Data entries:
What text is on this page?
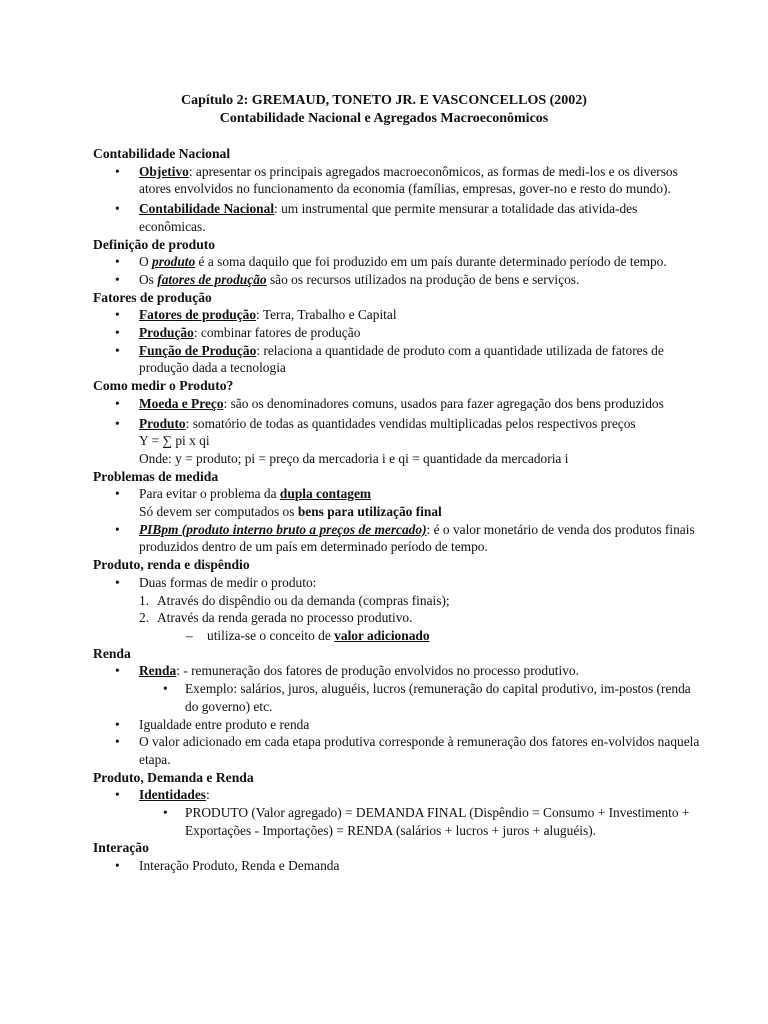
Capítulo 2: GREMAUD, TONETO JR. E VASCONCELLOS (2002)
Contabilidade Nacional e Agregados Macroeconômicos
Contabilidade Nacional
• Objetivo: apresentar os principais agregados macroeconômicos, as formas de medi-los e os diversos atores envolvidos no funcionamento da economia (famílias, empresas, gover-no e resto do mundo).
• Contabilidade Nacional: um instrumental que permite mensurar a totalidade das ativida-des econômicas.
Definição de produto
• O produto é a soma daquilo que foi produzido em um país durante determinado período de tempo.
• Os fatores de produção são os recursos utilizados na produção de bens e serviços.
Fatores de produção
• Fatores de produção: Terra, Trabalho e Capital
• Produção: combinar fatores de produção
• Função de Produção: relaciona a quantidade de produto com a quantidade utilizada de fatores de produção dada a tecnologia
Como medir o Produto?
• Moeda e Preço: são os denominadores comuns, usados para fazer agregação dos bens produzidos
• Produto: somatório de todas as quantidades vendidas multiplicadas pelos respectivos preços
Y = ∑ pi x qi
Onde: y = produto; pi = preço da mercadoria i e qi = quantidade da mercadoria i
Problemas de medida
• Para evitar o problema da dupla contagem
Só devem ser computados os bens para utilização final
• PIBpm (produto interno bruto a preços de mercado): é o valor monetário de venda dos produtos finais produzidos dentro de um país em determinado período de tempo.
Produto, renda e dispêndio
• Duas formas de medir o produto:
1. Através do dispêndio ou da demanda (compras finais);
2. Através da renda gerada no processo produtivo.
– utiliza-se o conceito de valor adicionado
Renda
• Renda: - remuneração dos fatores de produção envolvidos no processo produtivo.
• Exemplo: salários, juros, aluguéis, lucros (remuneração do capital produtivo, im-postos (renda do governo) etc.
• Igualdade entre produto e renda
• O valor adicionado em cada etapa produtiva corresponde à remuneração dos fatores en-volvidos naquela etapa.
Produto, Demanda e Renda
• Identidades:
• PRODUTO (Valor agregado) = DEMANDA FINAL (Dispêndio = Consumo + Investimento + Exportações - Importações) = RENDA (salários + lucros + juros + aluguéis).
Interação
• Interação Produto, Renda e Demanda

What the task asks =>
Of the lines in the listing above, how many hold the string "Nacional"? Reply with the number only.

Exercise result =>
3